* PROBLEM TO WORK ON
Gather the lines below that include the string "Current", copying each in full.

--- Start of DATASET CONTENT ---

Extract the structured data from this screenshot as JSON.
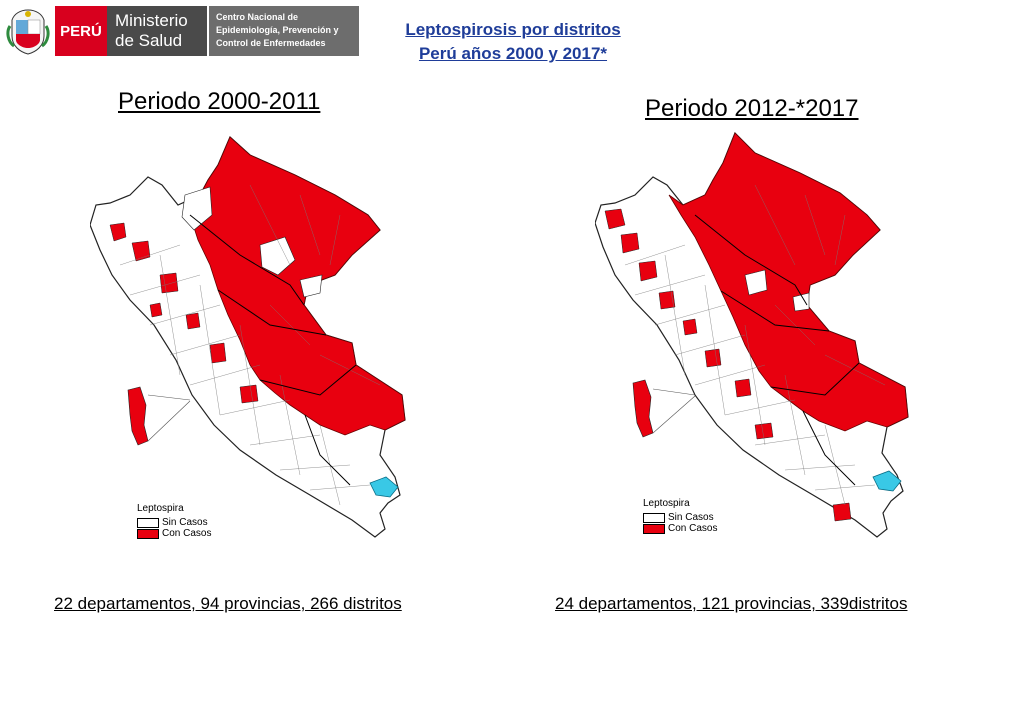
{
  "header": {
    "peru_label": "PERÚ",
    "ministerio_line1": "Ministerio",
    "ministerio_line2": "de Salud",
    "cne_line1": "Centro Nacional de",
    "cne_line2": "Epidemiología, Prevención y",
    "cne_line3": "Control de Enfermedades",
    "coat_text": "REPUBLICA DEL PERU"
  },
  "title": {
    "line1": "Leptospirosis por distritos",
    "line2": "Perú años 2000 y 2017*"
  },
  "colors": {
    "con_casos": "#e8000f",
    "sin_casos": "#ffffff",
    "lake": "#39c8e6",
    "title": "#1f3d99"
  },
  "maps": [
    {
      "period": "Periodo 2000-2011",
      "stats": "22 departamentos, 94 provincias, 266 distritos",
      "legend": {
        "title": "Leptospira",
        "sin": "Sin Casos",
        "con": "Con Casos"
      }
    },
    {
      "period": "Periodo 2012-*2017",
      "stats": "24 departamentos, 121 provincias, 339distritos",
      "legend": {
        "title": "Leptospira",
        "sin": "Sin Casos",
        "con": "Con Casos"
      }
    }
  ]
}
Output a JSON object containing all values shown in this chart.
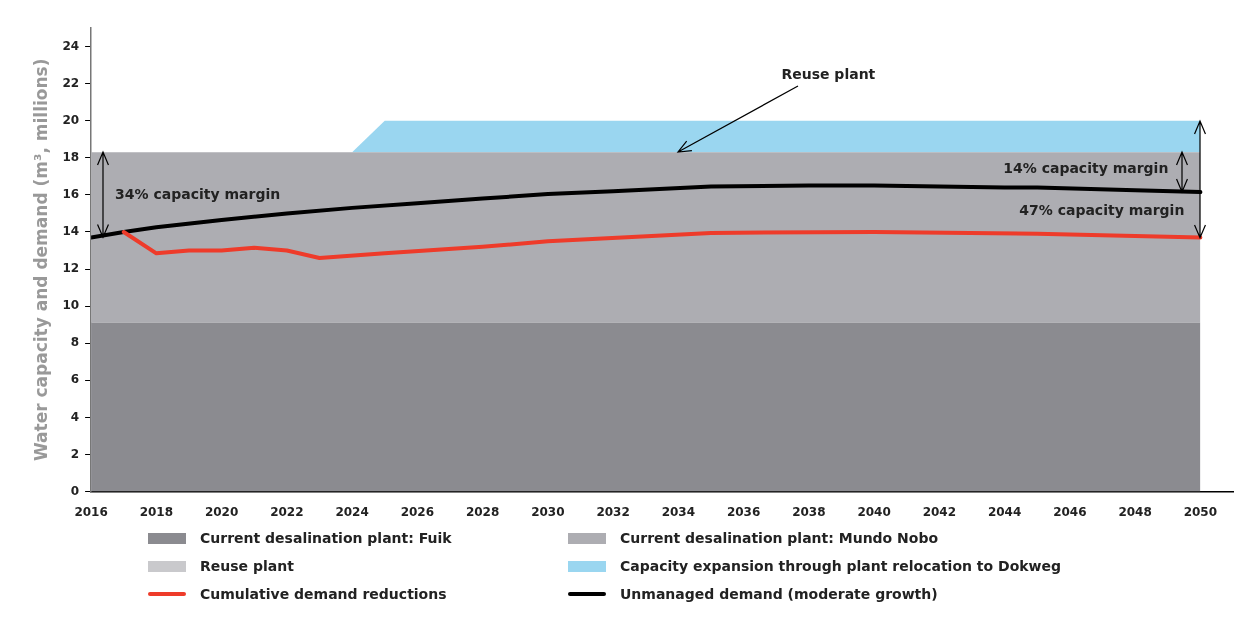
{
  "chart_data": {
    "type": "area",
    "ylabel": "Water capacity and demand (m³, millions)",
    "x": [
      2016,
      2024,
      2025,
      2050
    ],
    "stacked": true,
    "series": [
      {
        "name": "Current desalination plant: Fuik",
        "color": "#8b8b90",
        "values": [
          9.1,
          9.1,
          9.1,
          9.1
        ]
      },
      {
        "name": "Current desalination plant: Mundo Nobo",
        "color": "#adadb2",
        "values": [
          9.2,
          9.2,
          9.2,
          9.2
        ]
      },
      {
        "name": "Reuse plant",
        "color": "#c9c9cc",
        "values": [
          null,
          null,
          null,
          null
        ]
      },
      {
        "name": "Capacity expansion through plant relocation to Dokweg",
        "color": "#9ad6f0",
        "values": [
          null,
          0,
          1.7,
          1.7
        ]
      },
      {
        "name": "Cumulative demand reductions",
        "type": "line",
        "color": "#ee3b2a",
        "x": [
          2017,
          2018,
          2019,
          2020,
          2021,
          2022,
          2023,
          2025,
          2028,
          2030,
          2035,
          2040,
          2045,
          2050
        ],
        "values": [
          14.0,
          12.85,
          13.0,
          13.0,
          13.15,
          13.0,
          12.6,
          12.85,
          13.2,
          13.5,
          13.95,
          14.0,
          13.9,
          13.7
        ]
      },
      {
        "name": "Unmanaged demand (moderate growth)",
        "type": "line",
        "color": "#000000",
        "x": [
          2016,
          2017,
          2018,
          2020,
          2022,
          2024,
          2026,
          2028,
          2030,
          2032,
          2035,
          2038,
          2040,
          2042,
          2044,
          2045,
          2048,
          2050
        ],
        "values": [
          13.7,
          14.0,
          14.25,
          14.65,
          15.0,
          15.3,
          15.55,
          15.8,
          16.05,
          16.2,
          16.45,
          16.5,
          16.5,
          16.45,
          16.4,
          16.4,
          16.25,
          16.15
        ]
      }
    ],
    "xlim": [
      2016,
      2051
    ],
    "xticks": [
      2016,
      2018,
      2020,
      2022,
      2024,
      2026,
      2028,
      2030,
      2032,
      2034,
      2036,
      2038,
      2040,
      2042,
      2044,
      2046,
      2048,
      2050
    ],
    "ylim": [
      0,
      25
    ],
    "yticks": [
      0,
      2,
      4,
      6,
      8,
      10,
      12,
      14,
      16,
      18,
      20,
      22,
      24
    ],
    "grid": false,
    "legend": "bottom",
    "annotations": [
      {
        "text": "Reuse plant",
        "x": 2034,
        "y": 18.3
      },
      {
        "text": "34% capacity margin",
        "x": 2016,
        "y": 16
      },
      {
        "text": "14% capacity margin",
        "x": 2050,
        "y": 17.4
      },
      {
        "text": "47% capacity margin",
        "x": 2050,
        "y": 15.1
      }
    ]
  }
}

--- End of DATASET CONTENT ---

* ANSWER TO THIS TASK
        "name": "Current desalination plant: Fuik",
        "name": "Current desalination plant: Mundo Nobo",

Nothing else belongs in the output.